- Stated goal: Rewrite the data from the line with "List all visible" up to and including the line with "y-axis: 0 20", switching "legend-label" to "legend-text" and leaving all else unchanged. Return only those lines.

--- Available records ---

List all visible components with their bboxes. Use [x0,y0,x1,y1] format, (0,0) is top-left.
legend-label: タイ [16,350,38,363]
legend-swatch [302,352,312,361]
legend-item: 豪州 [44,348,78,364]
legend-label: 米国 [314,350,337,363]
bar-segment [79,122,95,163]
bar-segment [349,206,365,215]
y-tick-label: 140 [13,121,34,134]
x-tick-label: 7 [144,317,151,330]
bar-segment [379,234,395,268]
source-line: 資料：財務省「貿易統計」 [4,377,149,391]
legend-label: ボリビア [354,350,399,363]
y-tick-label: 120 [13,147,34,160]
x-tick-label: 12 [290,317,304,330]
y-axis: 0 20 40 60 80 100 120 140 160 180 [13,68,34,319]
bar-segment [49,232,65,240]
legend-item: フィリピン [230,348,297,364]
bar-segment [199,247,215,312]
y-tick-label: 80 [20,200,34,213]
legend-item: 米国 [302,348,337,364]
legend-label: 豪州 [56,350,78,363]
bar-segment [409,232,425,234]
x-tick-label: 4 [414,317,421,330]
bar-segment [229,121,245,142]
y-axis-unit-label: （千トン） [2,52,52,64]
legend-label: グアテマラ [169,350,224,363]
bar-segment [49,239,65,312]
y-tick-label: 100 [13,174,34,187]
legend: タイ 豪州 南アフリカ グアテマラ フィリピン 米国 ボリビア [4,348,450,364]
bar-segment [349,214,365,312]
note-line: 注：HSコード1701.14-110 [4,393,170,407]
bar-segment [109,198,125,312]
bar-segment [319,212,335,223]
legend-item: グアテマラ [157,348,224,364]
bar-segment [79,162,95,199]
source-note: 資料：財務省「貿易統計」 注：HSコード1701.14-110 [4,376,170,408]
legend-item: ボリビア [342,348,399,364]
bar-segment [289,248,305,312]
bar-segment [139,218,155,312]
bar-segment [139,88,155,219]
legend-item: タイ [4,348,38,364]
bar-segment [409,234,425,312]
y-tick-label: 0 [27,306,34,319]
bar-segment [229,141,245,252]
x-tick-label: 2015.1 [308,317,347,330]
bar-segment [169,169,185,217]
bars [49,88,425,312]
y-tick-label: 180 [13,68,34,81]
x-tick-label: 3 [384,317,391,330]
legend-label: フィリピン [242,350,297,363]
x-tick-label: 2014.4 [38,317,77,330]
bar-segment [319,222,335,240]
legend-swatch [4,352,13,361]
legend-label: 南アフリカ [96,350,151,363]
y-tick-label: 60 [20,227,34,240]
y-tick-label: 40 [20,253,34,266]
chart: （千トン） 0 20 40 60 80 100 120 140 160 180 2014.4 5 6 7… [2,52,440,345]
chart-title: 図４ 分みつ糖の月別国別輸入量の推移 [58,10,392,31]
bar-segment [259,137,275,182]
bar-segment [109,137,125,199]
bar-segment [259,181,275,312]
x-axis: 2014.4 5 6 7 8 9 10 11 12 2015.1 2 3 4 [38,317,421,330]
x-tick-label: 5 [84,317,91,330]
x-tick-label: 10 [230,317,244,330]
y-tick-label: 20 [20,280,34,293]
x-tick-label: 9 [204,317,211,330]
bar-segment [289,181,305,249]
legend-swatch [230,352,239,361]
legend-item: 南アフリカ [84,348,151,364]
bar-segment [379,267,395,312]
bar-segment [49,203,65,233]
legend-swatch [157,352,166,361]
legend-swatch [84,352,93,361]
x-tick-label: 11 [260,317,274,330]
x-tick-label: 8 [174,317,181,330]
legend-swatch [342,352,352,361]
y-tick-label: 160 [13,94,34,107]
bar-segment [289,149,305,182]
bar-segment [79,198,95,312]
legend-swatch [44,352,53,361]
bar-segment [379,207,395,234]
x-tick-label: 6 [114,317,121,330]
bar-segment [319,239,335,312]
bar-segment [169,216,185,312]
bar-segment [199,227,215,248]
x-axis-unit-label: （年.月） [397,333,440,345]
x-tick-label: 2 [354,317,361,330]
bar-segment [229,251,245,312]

---
--- Available records ---

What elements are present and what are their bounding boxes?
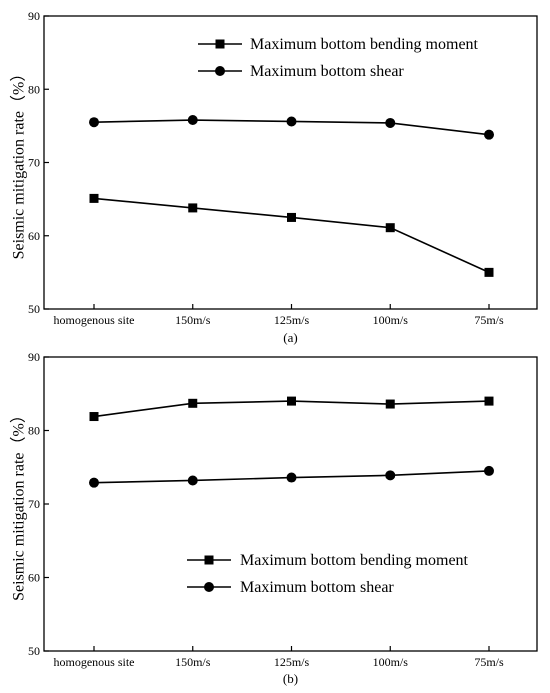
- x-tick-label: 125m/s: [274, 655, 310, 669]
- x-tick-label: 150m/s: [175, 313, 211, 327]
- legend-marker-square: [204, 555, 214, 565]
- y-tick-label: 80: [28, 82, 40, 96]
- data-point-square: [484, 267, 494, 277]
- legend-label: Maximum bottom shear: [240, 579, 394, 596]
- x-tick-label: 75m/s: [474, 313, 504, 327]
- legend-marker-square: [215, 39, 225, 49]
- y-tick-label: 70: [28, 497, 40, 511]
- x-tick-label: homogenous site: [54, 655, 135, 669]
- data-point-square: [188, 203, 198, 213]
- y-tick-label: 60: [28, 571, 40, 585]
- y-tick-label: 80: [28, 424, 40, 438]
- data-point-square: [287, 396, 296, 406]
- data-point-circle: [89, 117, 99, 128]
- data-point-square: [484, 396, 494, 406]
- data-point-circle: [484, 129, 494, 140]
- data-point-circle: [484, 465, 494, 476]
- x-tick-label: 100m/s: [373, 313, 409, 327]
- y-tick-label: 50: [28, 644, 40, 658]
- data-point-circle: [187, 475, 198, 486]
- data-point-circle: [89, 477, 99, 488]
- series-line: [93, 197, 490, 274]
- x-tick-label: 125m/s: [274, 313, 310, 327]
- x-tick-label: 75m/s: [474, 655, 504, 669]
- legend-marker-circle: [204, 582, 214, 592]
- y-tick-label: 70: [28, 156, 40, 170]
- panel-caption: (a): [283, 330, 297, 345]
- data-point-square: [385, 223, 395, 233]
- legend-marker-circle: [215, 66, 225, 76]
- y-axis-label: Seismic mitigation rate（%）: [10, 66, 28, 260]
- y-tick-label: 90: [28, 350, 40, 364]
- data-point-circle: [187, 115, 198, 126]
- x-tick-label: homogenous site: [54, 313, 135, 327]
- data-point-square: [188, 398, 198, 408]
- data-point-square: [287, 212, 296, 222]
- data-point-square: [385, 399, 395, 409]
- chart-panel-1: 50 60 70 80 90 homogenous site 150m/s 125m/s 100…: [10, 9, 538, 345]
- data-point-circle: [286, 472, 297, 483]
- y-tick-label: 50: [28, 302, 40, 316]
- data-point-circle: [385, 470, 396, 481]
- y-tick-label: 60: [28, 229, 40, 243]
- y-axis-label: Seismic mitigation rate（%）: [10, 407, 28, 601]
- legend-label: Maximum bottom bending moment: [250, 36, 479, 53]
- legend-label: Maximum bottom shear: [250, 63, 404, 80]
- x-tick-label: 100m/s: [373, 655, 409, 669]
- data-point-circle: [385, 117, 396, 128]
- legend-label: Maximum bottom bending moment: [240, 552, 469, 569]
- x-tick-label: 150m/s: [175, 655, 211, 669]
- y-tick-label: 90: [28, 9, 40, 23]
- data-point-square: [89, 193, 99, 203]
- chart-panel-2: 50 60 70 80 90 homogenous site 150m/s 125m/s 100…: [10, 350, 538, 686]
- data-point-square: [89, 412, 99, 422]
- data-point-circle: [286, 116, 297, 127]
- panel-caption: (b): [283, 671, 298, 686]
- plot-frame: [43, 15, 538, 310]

---

- Output:
List all visible components with their bboxes. Use [x0,y0,x1,y1] format, (0,0) is top-left.
legend-text: タイ [16,350,38,363]
legend-swatch [302,352,312,361]
legend-item: 豪州 [44,348,78,364]
legend-text: 米国 [314,350,337,363]
bar-segment [79,122,95,163]
bar-segment [349,206,365,215]
y-tick-label: 140 [13,121,34,134]
x-tick-label: 7 [144,317,151,330]
bar-segment [379,234,395,268]
source-line: 資料：財務省「貿易統計」 [4,377,149,391]
legend-text: ボリビア [354,350,399,363]
y-tick-label: 120 [13,147,34,160]
x-tick-label: 12 [290,317,304,330]
y-axis: 0 20 40 60 80 100 120 140 160 180 [13,68,34,319]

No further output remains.